_What you need to do_: Omit all pictures, then retype the data exactly as given.

═════ Rows ═════

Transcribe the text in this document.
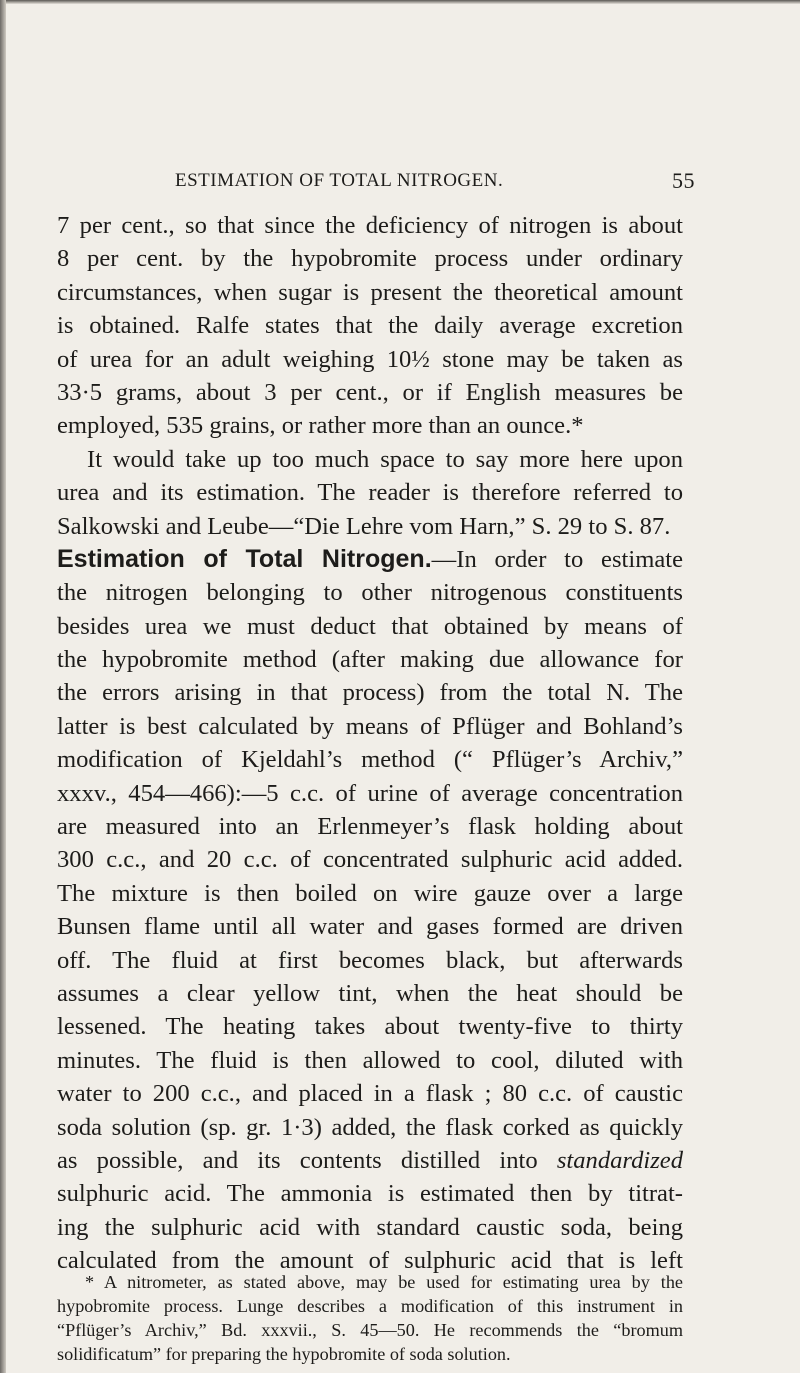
ESTIMATION OF TOTAL NITROGEN.	55
7 per cent., so that since the deficiency of nitrogen is about
8 per cent. by the hypobromite process under ordinary
circumstances, when sugar is present the theoretical amount
is obtained. Ralfe states that the daily average excretion
of urea for an adult weighing 10½ stone may be taken as
33·5 grams, about 3 per cent., or if English measures be
employed, 535 grains, or rather more than an ounce.*
It would take up too much space to say more here upon
urea and its estimation. The reader is therefore referred to
Salkowski and Leube—“Die Lehre vom Harn,” S. 29 to S. 87.
Estimation of Total Nitrogen.—In order to estimate
the nitrogen belonging to other nitrogenous constituents
besides urea we must deduct that obtained by means of
the hypobromite method (after making due allowance for
the errors arising in that process) from the total N. The
latter is best calculated by means of Pflüger and Bohland’s
modification of Kjeldahl’s method (“ Pflüger’s Archiv,”
xxxv., 454—466):—5 c.c. of urine of average concentration
are measured into an Erlenmeyer’s flask holding about
300 c.c., and 20 c.c. of concentrated sulphuric acid added.
The mixture is then boiled on wire gauze over a large
Bunsen flame until all water and gases formed are driven
off. The fluid at first becomes black, but afterwards
assumes a clear yellow tint, when the heat should be
lessened. The heating takes about twenty-five to thirty
minutes. The fluid is then allowed to cool, diluted with
water to 200 c.c., and placed in a flask ; 80 c.c. of caustic
soda solution (sp. gr. 1·3) added, the flask corked as quickly
as possible, and its contents distilled into standardized
sulphuric acid. The ammonia is estimated then by titrat-
ing the sulphuric acid with standard caustic soda, being
calculated from the amount of sulphuric acid that is left
* A nitrometer, as stated above, may be used for estimating urea by the
hypobromite process. Lunge describes a modification of this instrument in
“Pflüger’s Archiv,” Bd. xxxvii., S. 45—50. He recommends the “bromum
solidificatum” for preparing the hypobromite of soda solution.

═════

_The response_:
Transcribe the text in this document.
ESTIMATION OF TOTAL NITROGEN.	55
7 per cent., so that since the deficiency of nitrogen is about
8 per cent. by the hypobromite process under ordinary
circumstances, when sugar is present the theoretical amount
is obtained. Ralfe states that the daily average excretion
of urea for an adult weighing 10½ stone may be taken as
33·5 grams, about 3 per cent., or if English measures be
employed, 535 grains, or rather more than an ounce.*
It would take up too much space to say more here upon
urea and its estimation. The reader is therefore referred to
Salkowski and Leube—“Die Lehre vom Harn,” S. 29 to S. 87.
Estimation of Total Nitrogen.—In order to estimate
the nitrogen belonging to other nitrogenous constituents
besides urea we must deduct that obtained by means of
the hypobromite method (after making due allowance for
the errors arising in that process) from the total N. The
latter is best calculated by means of Pflüger and Bohland’s
modification of Kjeldahl’s method (“ Pflüger’s Archiv,”
xxxv., 454—466):—5 c.c. of urine of average concentration
are measured into an Erlenmeyer’s flask holding about
300 c.c., and 20 c.c. of concentrated sulphuric acid added.
The mixture is then boiled on wire gauze over a large
Bunsen flame until all water and gases formed are driven
off. The fluid at first becomes black, but afterwards
assumes a clear yellow tint, when the heat should be
lessened. The heating takes about twenty-five to thirty
minutes. The fluid is then allowed to cool, diluted with
water to 200 c.c., and placed in a flask ; 80 c.c. of caustic
soda solution (sp. gr. 1·3) added, the flask corked as quickly
as possible, and its contents distilled into standardized
sulphuric acid. The ammonia is estimated then by titrat-
ing the sulphuric acid with standard caustic soda, being
calculated from the amount of sulphuric acid that is left
* A nitrometer, as stated above, may be used for estimating urea by the
hypobromite process. Lunge describes a modification of this instrument in
“Pflüger’s Archiv,” Bd. xxxvii., S. 45—50. He recommends the “bromum
solidificatum” for preparing the hypobromite of soda solution.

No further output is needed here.